* _Selected extract_

((

La Vie En Rose is the debut album by Japanese rock band D'erlanger, released on February 10, 1989. It was instantly successful, having to be reissued three times that year alone. The 1991 release reached number 25 on the Oricon Albums Chart and charted for 5 weeks.

Background and release
Having completed their final lineup in July 1988 with the joining of vocalist Kyo, D'erlanger began recording their first album in October. Drummer Tetsu later recalled that producer Masahiro Oishi threatened that if he took too long to record his drum parts, he would bring in Joe from 44Magnum to play them. La Vie En Rose was released on February 10, 1989 via Danger Crue Records. Its sound was a drastic departure from their previous material, being punk and alternative rock instead of the speed and power metal they originally had.

The first press sold out by pre-order alone, so another press was made just 11 days later, which had a different cover. That version was reissued one month later on March 21. On December 10, another press was released in two covers; the original and another new one. On April 21, 1991, one more different cover version was released that would become the cover used on all future reissues. La Vie En Rose was remastered, along with their second album Basilisk, and released on April 21, 1995. It, along with the rest of the band's albums, was remastered and released again on April 18, 2007.

))

* _Aim_
According to the album article, on what date was the remaster of La Vie En Rose that came out alongside Basilisk released? Rely only on the album article above for the answer.

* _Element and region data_
((

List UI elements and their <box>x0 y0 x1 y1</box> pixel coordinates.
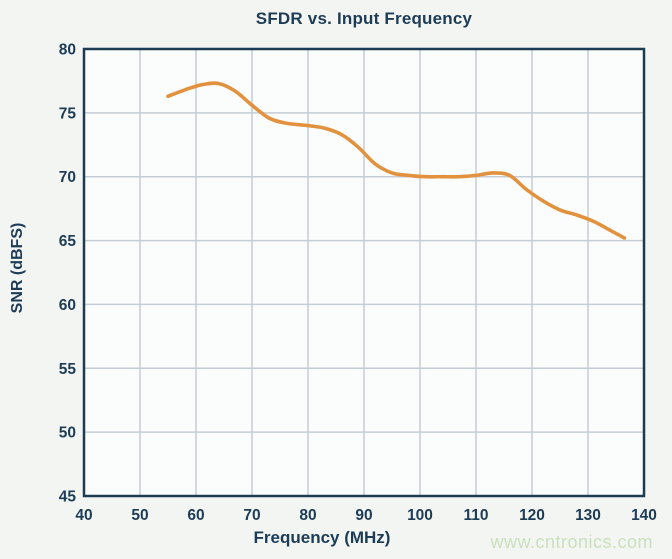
watermark-text: www.cntronics.com <box>490 532 653 552</box>
y-tick-label: 50 <box>59 425 76 442</box>
x-tick-label: 50 <box>131 507 148 524</box>
x-tick-label: 110 <box>463 507 488 524</box>
x-tick-label: 90 <box>355 507 372 524</box>
y-tick-label: 60 <box>59 297 76 314</box>
x-tick-label: 80 <box>299 507 316 524</box>
y-tick-label: 70 <box>59 169 76 186</box>
plot-border <box>82 47 646 498</box>
y-tick-label: 55 <box>59 361 77 378</box>
y-tick-label: 80 <box>59 42 76 59</box>
x-axis-label: Frequency (MHz) <box>253 528 391 547</box>
x-tick-label: 60 <box>187 507 204 524</box>
y-tick-label: 65 <box>59 233 77 250</box>
y-tick-label: 45 <box>59 489 77 506</box>
y-tick-label: 75 <box>59 105 77 122</box>
x-tick-label: 40 <box>75 507 92 524</box>
x-tick-label: 120 <box>519 507 545 524</box>
x-tick-label: 130 <box>575 507 601 524</box>
x-tick-label: 70 <box>243 507 260 524</box>
x-tick-label: 100 <box>407 507 433 524</box>
sfdr-curve <box>166 81 627 240</box>
chart-title: SFDR vs. Input Frequency <box>255 9 473 28</box>
x-tick-label: 140 <box>631 507 657 524</box>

))

* _Correct answer_
April 21, 1995.